▶ Extracted material
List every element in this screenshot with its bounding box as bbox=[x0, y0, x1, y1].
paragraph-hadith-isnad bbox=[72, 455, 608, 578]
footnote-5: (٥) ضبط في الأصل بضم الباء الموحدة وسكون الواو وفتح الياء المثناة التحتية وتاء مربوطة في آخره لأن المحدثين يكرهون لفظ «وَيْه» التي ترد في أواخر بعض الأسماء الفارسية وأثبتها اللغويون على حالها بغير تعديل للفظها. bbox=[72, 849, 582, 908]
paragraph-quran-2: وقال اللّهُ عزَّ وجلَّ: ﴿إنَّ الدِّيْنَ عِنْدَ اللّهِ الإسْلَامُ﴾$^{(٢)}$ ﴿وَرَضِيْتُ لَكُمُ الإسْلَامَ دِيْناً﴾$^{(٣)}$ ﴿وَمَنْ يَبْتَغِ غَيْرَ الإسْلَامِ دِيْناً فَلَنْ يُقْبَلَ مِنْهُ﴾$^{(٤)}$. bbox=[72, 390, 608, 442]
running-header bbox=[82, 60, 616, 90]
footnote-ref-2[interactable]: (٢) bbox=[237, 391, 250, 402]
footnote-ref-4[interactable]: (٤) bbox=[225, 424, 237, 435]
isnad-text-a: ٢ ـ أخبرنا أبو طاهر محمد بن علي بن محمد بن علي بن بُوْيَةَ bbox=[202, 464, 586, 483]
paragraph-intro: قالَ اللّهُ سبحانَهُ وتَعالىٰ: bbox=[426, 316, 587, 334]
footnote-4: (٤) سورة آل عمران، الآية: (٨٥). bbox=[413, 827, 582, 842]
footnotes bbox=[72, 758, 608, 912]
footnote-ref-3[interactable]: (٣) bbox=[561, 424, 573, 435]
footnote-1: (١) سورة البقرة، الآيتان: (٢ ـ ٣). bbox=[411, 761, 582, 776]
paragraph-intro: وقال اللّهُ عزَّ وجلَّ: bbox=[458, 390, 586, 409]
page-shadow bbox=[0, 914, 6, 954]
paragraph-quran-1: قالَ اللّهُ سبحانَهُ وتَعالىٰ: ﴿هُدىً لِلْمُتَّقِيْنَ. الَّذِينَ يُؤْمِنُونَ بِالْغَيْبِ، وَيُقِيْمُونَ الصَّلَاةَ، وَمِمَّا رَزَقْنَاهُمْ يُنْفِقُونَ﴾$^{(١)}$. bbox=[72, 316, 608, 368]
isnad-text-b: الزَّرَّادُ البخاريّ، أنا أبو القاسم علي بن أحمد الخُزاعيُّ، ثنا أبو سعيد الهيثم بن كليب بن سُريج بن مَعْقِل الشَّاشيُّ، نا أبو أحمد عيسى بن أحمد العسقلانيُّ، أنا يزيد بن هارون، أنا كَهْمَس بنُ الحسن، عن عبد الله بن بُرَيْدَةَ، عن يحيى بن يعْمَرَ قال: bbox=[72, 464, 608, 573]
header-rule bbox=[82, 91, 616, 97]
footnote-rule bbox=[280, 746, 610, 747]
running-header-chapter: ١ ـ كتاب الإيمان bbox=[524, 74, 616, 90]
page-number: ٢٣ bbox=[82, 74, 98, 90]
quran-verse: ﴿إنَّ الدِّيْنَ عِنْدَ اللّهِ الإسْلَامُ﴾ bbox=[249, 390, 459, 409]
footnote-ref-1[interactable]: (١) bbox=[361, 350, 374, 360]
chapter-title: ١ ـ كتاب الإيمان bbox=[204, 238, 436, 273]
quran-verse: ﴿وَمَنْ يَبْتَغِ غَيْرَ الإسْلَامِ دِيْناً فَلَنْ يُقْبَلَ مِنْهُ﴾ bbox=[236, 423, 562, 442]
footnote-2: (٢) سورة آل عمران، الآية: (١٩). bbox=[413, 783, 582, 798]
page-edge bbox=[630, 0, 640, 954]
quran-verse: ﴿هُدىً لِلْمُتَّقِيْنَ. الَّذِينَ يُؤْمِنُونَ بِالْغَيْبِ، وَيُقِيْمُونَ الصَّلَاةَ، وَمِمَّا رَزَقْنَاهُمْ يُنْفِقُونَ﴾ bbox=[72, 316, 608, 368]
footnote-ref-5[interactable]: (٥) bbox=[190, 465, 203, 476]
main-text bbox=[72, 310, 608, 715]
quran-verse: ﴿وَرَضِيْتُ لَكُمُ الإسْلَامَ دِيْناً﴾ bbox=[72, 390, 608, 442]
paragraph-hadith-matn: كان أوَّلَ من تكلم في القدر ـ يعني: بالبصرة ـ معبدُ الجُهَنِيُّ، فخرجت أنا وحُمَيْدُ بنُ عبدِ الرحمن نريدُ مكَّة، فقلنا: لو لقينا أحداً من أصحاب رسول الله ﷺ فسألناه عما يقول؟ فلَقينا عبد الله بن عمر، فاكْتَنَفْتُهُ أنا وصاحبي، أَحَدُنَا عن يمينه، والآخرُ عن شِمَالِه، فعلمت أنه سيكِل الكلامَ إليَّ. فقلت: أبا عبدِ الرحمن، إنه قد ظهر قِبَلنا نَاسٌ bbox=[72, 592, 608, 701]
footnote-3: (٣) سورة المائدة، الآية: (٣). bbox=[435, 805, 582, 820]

▶ Stated problem
Copy out all of the items above, line by line, with every character unchanged.

▶ Output of the exercise
List every element in this screenshot with its bounding box as bbox=[x0, y0, x1, y1].
paragraph-hadith-isnad bbox=[72, 455, 608, 578]
footnote-5: (٥) ضبط في الأصل بضم الباء الموحدة وسكون الواو وفتح الياء المثناة التحتية وتاء مربوطة في آخره لأن المحدثين يكرهون لفظ «وَيْه» التي ترد في أواخر بعض الأسماء الفارسية وأثبتها اللغويون على حالها بغير تعديل للفظها. bbox=[72, 849, 582, 908]
paragraph-quran-2: وقال اللّهُ عزَّ وجلَّ: ﴿إنَّ الدِّيْنَ عِنْدَ اللّهِ الإسْلَامُ﴾$^{(٢)}$ ﴿وَرَضِيْتُ لَكُمُ الإسْلَامَ دِيْناً﴾$^{(٣)}$ ﴿وَمَنْ يَبْتَغِ غَيْرَ الإسْلَامِ دِيْناً فَلَنْ يُقْبَلَ مِنْهُ﴾$^{(٤)}$. bbox=[72, 390, 608, 442]
running-header bbox=[82, 60, 616, 90]
footnote-ref-2[interactable]: (٢) bbox=[237, 391, 250, 402]
footnote-ref-4[interactable]: (٤) bbox=[225, 424, 237, 435]
isnad-text-a: ٢ ـ أخبرنا أبو طاهر محمد بن علي بن محمد بن علي بن بُوْيَةَ bbox=[202, 464, 586, 483]
paragraph-intro: قالَ اللّهُ سبحانَهُ وتَعالىٰ: bbox=[426, 316, 587, 334]
footnote-4: (٤) سورة آل عمران، الآية: (٨٥). bbox=[413, 827, 582, 842]
footnotes bbox=[72, 758, 608, 912]
footnote-ref-3[interactable]: (٣) bbox=[561, 424, 573, 435]
footnote-1: (١) سورة البقرة، الآيتان: (٢ ـ ٣). bbox=[411, 761, 582, 776]
paragraph-intro: وقال اللّهُ عزَّ وجلَّ: bbox=[458, 390, 586, 409]
page-shadow bbox=[0, 914, 6, 954]
paragraph-quran-1: قالَ اللّهُ سبحانَهُ وتَعالىٰ: ﴿هُدىً لِلْمُتَّقِيْنَ. الَّذِينَ يُؤْمِنُونَ بِالْغَيْبِ، وَيُقِيْمُونَ الصَّلَاةَ، وَمِمَّا رَزَقْنَاهُمْ يُنْفِقُونَ﴾$^{(١)}$. bbox=[72, 316, 608, 368]
isnad-text-b: الزَّرَّادُ البخاريّ، أنا أبو القاسم علي بن أحمد الخُزاعيُّ، ثنا أبو سعيد الهيثم بن كليب بن سُريج بن مَعْقِل الشَّاشيُّ، نا أبو أحمد عيسى بن أحمد العسقلانيُّ، أنا يزيد بن هارون، أنا كَهْمَس بنُ الحسن، عن عبد الله بن بُرَيْدَةَ، عن يحيى بن يعْمَرَ قال: bbox=[72, 464, 608, 573]
header-rule bbox=[82, 91, 616, 97]
footnote-rule bbox=[280, 746, 610, 747]
running-header-chapter: ١ ـ كتاب الإيمان bbox=[524, 74, 616, 90]
page-number: ٢٣ bbox=[82, 74, 98, 90]
quran-verse: ﴿إنَّ الدِّيْنَ عِنْدَ اللّهِ الإسْلَامُ﴾ bbox=[249, 390, 459, 409]
footnote-ref-1[interactable]: (١) bbox=[361, 350, 374, 360]
chapter-title: ١ ـ كتاب الإيمان bbox=[204, 238, 436, 273]
quran-verse: ﴿وَمَنْ يَبْتَغِ غَيْرَ الإسْلَامِ دِيْناً فَلَنْ يُقْبَلَ مِنْهُ﴾ bbox=[236, 423, 562, 442]
footnote-2: (٢) سورة آل عمران، الآية: (١٩). bbox=[413, 783, 582, 798]
page-edge bbox=[630, 0, 640, 954]
quran-verse: ﴿هُدىً لِلْمُتَّقِيْنَ. الَّذِينَ يُؤْمِنُونَ بِالْغَيْبِ، وَيُقِيْمُونَ الصَّلَاةَ، وَمِمَّا رَزَقْنَاهُمْ يُنْفِقُونَ﴾ bbox=[72, 316, 608, 368]
footnote-ref-5[interactable]: (٥) bbox=[190, 465, 203, 476]
main-text bbox=[72, 310, 608, 715]
quran-verse: ﴿وَرَضِيْتُ لَكُمُ الإسْلَامَ دِيْناً﴾ bbox=[72, 390, 608, 442]
paragraph-hadith-matn: كان أوَّلَ من تكلم في القدر ـ يعني: بالبصرة ـ معبدُ الجُهَنِيُّ، فخرجت أنا وحُمَيْدُ بنُ عبدِ الرحمن نريدُ مكَّة، فقلنا: لو لقينا أحداً من أصحاب رسول الله ﷺ فسألناه عما يقول؟ فلَقينا عبد الله بن عمر، فاكْتَنَفْتُهُ أنا وصاحبي، أَحَدُنَا عن يمينه، والآخرُ عن شِمَالِه، فعلمت أنه سيكِل الكلامَ إليَّ. فقلت: أبا عبدِ الرحمن، إنه قد ظهر قِبَلنا نَاسٌ bbox=[72, 592, 608, 701]
footnote-3: (٣) سورة المائدة، الآية: (٣). bbox=[435, 805, 582, 820]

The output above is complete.